Raw records
<<<<
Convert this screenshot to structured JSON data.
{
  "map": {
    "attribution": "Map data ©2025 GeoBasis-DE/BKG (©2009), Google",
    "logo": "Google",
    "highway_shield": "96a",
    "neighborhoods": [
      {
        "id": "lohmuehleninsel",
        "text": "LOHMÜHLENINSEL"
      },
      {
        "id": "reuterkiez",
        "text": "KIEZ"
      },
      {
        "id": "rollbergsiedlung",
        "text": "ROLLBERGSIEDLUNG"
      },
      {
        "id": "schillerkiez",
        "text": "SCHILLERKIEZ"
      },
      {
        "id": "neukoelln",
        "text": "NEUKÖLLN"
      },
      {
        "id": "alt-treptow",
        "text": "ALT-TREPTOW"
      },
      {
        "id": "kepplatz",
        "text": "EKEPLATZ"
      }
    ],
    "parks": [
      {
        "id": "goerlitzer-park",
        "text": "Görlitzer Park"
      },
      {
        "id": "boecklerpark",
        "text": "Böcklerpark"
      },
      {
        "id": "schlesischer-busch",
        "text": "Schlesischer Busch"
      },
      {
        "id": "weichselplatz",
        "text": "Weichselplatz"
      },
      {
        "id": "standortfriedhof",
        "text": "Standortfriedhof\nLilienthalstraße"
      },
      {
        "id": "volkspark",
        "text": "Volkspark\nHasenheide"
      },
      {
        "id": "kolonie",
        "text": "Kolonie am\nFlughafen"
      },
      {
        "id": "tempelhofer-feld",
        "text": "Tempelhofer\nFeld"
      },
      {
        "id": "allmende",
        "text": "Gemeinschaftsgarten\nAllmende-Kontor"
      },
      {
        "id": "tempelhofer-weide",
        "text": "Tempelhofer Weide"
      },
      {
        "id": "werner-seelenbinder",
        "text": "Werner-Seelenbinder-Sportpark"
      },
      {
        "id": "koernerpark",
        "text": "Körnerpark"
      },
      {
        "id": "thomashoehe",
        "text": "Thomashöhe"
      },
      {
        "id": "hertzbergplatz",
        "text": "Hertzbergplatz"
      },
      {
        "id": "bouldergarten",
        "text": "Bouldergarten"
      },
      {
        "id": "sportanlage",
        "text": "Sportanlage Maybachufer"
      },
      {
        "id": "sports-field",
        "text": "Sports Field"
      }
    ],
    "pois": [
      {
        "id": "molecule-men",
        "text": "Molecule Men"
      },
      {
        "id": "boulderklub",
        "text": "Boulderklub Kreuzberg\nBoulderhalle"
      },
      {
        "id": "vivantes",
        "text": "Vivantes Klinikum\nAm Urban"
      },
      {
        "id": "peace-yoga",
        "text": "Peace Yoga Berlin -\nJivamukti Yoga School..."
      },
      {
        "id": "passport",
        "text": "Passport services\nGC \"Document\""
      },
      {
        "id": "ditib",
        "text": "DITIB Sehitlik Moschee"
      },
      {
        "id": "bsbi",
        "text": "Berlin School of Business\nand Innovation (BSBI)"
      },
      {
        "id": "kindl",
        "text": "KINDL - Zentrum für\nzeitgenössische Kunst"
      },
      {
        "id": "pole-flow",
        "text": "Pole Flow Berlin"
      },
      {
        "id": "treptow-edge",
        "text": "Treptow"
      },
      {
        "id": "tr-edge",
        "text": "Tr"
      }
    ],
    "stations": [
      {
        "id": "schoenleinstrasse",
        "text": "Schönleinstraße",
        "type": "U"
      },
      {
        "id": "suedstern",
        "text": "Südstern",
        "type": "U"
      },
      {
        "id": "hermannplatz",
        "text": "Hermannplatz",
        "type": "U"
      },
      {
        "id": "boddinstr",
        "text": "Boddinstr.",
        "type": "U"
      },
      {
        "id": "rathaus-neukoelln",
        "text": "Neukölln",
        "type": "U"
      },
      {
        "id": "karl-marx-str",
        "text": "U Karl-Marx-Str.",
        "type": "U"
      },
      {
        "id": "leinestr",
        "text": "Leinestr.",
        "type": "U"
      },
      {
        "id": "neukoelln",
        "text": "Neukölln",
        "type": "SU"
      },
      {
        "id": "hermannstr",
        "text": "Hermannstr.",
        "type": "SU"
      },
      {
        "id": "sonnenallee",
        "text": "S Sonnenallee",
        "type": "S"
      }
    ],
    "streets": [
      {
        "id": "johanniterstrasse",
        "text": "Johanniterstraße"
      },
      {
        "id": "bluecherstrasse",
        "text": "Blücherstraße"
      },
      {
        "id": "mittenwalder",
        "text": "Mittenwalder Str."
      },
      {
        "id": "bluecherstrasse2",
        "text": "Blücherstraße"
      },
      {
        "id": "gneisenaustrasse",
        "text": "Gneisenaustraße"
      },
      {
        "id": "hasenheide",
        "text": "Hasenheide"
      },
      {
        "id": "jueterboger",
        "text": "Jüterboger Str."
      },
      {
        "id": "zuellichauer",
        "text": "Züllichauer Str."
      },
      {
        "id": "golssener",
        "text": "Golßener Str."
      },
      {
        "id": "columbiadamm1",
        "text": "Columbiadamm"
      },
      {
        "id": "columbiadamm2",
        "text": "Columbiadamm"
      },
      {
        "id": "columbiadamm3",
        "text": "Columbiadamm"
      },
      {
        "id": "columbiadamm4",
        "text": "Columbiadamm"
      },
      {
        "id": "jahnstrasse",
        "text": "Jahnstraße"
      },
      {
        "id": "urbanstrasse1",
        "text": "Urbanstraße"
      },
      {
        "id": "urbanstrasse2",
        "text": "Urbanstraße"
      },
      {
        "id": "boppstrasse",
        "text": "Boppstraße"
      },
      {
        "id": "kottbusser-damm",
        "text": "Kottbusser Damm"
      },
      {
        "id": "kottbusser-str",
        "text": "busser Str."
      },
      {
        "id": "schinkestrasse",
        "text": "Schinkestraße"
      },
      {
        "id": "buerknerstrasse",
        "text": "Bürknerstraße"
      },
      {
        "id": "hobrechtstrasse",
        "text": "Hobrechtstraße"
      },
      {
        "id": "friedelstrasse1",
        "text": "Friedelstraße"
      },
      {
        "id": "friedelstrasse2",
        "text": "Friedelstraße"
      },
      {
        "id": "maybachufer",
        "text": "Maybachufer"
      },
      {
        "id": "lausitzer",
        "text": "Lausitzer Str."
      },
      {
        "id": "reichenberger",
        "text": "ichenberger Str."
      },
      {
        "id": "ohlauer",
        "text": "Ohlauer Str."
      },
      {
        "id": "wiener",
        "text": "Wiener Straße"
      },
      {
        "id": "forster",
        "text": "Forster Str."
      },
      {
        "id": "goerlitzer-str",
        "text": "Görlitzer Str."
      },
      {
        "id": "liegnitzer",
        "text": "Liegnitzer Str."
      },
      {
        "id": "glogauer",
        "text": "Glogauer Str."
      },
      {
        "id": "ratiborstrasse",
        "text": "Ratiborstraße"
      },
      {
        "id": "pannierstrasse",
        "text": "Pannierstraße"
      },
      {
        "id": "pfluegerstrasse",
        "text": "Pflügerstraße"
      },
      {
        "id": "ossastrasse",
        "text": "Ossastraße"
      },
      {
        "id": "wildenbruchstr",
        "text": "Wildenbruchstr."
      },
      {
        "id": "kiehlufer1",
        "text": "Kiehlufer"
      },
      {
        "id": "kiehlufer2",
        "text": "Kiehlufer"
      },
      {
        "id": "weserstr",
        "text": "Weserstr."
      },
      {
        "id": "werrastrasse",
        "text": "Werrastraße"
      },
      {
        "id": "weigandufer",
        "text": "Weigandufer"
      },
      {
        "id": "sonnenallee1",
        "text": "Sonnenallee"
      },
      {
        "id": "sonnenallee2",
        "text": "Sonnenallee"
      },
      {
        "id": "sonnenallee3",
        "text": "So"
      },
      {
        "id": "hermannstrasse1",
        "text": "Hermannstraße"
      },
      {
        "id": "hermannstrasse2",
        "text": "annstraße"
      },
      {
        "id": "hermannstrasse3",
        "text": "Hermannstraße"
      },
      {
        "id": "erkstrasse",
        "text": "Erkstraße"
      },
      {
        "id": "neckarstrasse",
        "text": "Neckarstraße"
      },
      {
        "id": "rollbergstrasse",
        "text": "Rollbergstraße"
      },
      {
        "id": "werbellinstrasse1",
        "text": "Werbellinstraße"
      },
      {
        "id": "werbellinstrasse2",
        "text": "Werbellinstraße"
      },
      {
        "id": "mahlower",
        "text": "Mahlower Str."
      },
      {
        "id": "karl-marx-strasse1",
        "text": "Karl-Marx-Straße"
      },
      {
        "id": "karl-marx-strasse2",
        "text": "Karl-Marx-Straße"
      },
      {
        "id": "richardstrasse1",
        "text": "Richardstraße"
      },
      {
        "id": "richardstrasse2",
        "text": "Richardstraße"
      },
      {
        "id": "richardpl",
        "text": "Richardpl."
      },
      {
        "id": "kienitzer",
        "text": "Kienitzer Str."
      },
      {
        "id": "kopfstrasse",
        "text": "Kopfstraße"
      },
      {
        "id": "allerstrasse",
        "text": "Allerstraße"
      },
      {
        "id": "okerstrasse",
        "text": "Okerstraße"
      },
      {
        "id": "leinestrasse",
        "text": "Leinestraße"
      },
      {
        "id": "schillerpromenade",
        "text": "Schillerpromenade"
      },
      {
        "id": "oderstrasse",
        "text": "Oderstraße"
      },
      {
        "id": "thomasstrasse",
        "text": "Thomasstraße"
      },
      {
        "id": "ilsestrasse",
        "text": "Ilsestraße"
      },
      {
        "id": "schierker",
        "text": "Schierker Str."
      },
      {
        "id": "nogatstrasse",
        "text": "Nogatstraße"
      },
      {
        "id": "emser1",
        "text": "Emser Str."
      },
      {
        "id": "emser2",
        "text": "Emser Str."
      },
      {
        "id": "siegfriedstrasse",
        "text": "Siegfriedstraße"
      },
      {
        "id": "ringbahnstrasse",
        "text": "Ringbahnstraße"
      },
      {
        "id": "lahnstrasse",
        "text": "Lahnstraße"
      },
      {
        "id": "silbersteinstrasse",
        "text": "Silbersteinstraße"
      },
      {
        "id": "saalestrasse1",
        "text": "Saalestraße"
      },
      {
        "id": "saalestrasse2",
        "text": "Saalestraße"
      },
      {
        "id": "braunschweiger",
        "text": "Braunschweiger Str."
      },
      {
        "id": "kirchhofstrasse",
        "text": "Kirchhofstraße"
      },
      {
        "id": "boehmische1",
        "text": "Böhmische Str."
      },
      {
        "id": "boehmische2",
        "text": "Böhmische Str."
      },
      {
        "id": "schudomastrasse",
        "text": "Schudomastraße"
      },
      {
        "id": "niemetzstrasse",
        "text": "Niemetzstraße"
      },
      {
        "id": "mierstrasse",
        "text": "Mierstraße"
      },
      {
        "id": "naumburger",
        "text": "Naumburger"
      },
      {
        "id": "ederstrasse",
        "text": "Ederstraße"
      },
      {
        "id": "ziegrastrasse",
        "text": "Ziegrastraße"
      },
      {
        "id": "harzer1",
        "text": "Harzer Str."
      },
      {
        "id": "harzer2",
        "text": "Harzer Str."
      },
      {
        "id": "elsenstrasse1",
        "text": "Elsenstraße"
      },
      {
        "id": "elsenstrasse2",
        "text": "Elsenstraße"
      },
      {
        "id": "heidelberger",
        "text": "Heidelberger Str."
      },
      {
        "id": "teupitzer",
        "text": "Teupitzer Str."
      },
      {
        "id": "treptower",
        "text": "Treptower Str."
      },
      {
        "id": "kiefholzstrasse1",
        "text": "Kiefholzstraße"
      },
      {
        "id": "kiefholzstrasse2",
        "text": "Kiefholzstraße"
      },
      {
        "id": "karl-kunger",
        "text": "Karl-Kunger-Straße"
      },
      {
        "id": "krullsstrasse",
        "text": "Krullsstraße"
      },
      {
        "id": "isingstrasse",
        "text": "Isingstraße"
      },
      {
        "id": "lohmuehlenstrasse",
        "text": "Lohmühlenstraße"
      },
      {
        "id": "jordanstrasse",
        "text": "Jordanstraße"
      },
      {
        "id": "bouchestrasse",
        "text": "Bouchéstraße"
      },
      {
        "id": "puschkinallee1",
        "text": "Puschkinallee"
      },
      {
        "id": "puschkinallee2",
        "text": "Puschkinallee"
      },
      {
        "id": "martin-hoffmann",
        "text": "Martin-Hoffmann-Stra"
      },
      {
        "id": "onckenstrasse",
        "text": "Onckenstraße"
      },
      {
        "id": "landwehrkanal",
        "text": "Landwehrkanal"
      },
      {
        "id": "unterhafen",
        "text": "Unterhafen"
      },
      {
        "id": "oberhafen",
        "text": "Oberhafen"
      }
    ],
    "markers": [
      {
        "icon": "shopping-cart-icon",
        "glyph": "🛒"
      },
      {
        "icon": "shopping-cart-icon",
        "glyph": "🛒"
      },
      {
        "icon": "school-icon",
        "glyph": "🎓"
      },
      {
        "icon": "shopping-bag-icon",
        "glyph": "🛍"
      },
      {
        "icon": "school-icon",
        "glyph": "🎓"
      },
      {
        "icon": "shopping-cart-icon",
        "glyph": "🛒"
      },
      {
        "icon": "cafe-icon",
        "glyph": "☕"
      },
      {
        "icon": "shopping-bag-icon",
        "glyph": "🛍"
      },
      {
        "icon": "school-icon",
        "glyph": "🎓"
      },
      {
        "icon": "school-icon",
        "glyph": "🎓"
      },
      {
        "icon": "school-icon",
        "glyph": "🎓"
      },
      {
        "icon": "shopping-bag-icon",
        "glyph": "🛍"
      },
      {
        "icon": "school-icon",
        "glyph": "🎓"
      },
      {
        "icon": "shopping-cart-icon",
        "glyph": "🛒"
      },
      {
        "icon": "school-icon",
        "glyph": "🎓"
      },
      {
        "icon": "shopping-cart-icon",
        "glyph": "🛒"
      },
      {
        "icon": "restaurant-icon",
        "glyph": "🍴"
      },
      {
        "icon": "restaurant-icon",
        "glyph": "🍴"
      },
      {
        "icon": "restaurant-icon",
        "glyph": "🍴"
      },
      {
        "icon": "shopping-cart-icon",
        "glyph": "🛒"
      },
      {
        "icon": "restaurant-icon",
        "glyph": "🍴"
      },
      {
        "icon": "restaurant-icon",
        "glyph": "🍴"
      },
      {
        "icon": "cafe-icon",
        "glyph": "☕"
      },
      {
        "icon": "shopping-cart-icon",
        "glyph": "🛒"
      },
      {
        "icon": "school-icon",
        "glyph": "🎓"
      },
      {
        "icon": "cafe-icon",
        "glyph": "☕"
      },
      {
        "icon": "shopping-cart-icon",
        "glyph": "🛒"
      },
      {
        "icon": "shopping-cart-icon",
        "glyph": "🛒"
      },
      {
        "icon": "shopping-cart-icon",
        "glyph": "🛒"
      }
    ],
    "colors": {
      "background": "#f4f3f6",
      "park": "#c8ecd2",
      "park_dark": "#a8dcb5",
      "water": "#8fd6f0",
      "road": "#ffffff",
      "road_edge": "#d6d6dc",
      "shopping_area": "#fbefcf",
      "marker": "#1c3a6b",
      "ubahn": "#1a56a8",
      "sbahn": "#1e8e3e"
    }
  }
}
>>>>
* THE REQUEST
Every line above that contains the word "data" should be reported.

* RIGHT ANSWER
Convert this screenshot to structured JSON data.
    "attribution": "Map data ©2025 GeoBasis-DE/BKG (©2009), Google",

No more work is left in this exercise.